EXERCISE INPUT:

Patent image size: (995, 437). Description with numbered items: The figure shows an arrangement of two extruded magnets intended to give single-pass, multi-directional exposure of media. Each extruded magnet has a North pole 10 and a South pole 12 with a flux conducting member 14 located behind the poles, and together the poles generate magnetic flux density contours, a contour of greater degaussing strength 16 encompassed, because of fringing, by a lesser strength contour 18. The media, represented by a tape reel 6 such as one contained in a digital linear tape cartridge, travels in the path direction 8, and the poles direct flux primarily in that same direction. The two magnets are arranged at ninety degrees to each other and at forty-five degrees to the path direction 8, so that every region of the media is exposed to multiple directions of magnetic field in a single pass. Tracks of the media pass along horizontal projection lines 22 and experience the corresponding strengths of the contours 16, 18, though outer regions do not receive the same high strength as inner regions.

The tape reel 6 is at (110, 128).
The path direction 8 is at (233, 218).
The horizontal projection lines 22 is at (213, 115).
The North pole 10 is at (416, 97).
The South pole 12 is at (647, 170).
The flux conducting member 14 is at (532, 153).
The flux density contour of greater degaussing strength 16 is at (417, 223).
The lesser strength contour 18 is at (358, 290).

TASK:
Arrange the lines in the items above as a numbered list, leaving out any blank lines.

REPLY:
1. Patent image size: (995, 437). Description with numbered items: The figure shows an arrangement of two extruded magnets intended to give single-pass, multi-directional exposure of media. Each extruded magnet has a North pole 10 and a South pole 12 with a flux conducting member 14 located behind the poles, and together the poles generate magnetic flux density contours, a contour of greater degaussing strength 16 encompassed, because of fringing, by a lesser strength contour 18. The media, represented by a tape reel 6 such as one contained in a digital linear tape cartridge, travels in the path direction 8, and the poles direct flux primarily in that same direction. The two magnets are arranged at ninety degrees to each other and at forty-five degrees to the path direction 8, so that every region of the media is exposed to multiple directions of magnetic field in a single pass. Tracks of the media pass along horizontal projection lines 22 and experience the corresponding strengths of the contours 16, 18, though outer regions do not receive the same high strength as inner regions.
2. The tape reel 6 is at (110, 128).
3. The path direction 8 is at (233, 218).
4. The horizontal projection lines 22 is at (213, 115).
5. The North pole 10 is at (416, 97).
6. The South pole 12 is at (647, 170).
7. The flux conducting member 14 is at (532, 153).
8. The flux density contour of greater degaussing strength 16 is at (417, 223).
9. The lesser strength contour 18 is at (358, 290).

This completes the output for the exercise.